▸ Prompt
Answer these questions using the source text below.
(a) Which research non-profit startup does the writer co-found and serve as President of?
(b) How many recent biosecurity conferences does the writer mention?
(c) What two kinds of professional does the writer say they are not?
(Source text begins)
What is this doc and who are you?
Hello! My name is Ethan. I’m a masters student and research assistant at MIT with Prof. Kevin Esvelt’s group, co-advised by Prof. George Church at Harvard Medical School. I’m also the Co-Founder and President of altLabs, a research non-profit startup that works to develop technologies which reduce risks from pandemics like this one. My research background is in deep learning, statistics, computational biology and synthetic biology, and I’ve published in journals like Nature Methods. I’m also a 2019 Emerging Leader in Biosecurity Fellow with the Johns Hopkins Center for Health Security. I spend most of my time thinking about risks from pandemics and biotechnology.
This document is an amalgamation of scientific literature I’ve read, advice I have received from people I consider to be experts, and the estimates and projections of people who I think are smart and work in biosecurity. At two recent biosecurity conferences attended by myself and my colleagues, the outlook I gave above was broadly shared. At the time of writing, it is as close as possible to my best guess about the facts of the situation, as the preparation measures are those that I actually plan on taking myself. I’ve shared with my friends and family in the hope that the info is helpful to them.
I am not a professional epidemiologist or public health professional. As I’ve tried to emphasize in the text, the scientific community, and my interpretation moreso, are highly uncertain. Please seek out other sources of information to get a fuller picture of the situation, and understand that nothing here is a sure bet.
(Source text ends)
(Data shown begins)
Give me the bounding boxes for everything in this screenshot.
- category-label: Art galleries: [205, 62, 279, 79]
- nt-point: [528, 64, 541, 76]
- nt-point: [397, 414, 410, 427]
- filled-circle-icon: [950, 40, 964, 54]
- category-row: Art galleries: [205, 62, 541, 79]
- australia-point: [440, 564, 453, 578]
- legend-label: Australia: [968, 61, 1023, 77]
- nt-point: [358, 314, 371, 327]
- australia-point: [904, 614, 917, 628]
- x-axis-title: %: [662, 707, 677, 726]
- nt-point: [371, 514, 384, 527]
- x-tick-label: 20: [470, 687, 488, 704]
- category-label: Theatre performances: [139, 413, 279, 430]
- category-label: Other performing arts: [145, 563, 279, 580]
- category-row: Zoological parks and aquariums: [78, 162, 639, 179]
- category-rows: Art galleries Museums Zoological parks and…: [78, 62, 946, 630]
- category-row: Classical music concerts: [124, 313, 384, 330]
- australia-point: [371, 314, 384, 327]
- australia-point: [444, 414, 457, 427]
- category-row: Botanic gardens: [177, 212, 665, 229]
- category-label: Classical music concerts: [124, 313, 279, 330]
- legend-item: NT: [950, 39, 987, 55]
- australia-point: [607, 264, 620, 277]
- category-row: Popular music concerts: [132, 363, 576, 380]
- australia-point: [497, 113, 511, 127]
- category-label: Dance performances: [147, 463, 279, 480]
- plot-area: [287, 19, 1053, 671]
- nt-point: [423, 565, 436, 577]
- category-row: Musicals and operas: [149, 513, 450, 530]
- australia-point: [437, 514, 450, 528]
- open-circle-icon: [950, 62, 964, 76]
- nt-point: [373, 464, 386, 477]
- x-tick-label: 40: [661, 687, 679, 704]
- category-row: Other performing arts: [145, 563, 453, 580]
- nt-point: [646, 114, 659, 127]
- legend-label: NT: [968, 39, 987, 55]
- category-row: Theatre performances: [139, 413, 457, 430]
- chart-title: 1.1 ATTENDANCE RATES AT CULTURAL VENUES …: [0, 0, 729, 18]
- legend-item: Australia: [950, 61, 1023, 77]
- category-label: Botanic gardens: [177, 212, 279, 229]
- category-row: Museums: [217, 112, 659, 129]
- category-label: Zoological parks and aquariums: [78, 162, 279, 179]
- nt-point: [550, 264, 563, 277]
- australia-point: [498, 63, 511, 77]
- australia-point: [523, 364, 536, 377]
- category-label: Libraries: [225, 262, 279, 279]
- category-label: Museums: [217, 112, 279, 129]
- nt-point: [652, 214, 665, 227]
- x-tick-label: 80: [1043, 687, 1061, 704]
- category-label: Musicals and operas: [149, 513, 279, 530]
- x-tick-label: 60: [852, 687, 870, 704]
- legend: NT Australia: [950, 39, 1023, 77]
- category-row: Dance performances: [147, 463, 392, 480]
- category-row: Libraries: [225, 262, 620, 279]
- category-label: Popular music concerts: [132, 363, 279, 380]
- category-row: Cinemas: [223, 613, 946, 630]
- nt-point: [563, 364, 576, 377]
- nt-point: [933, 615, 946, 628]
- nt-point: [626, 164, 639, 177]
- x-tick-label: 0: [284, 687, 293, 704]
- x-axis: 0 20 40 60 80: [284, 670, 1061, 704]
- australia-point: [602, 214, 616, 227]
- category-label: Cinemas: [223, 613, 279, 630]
(Data shown ends)
▸ Final answer
(a) altLabs
(b) Two
(c) A professional epidemiologist and a public health professional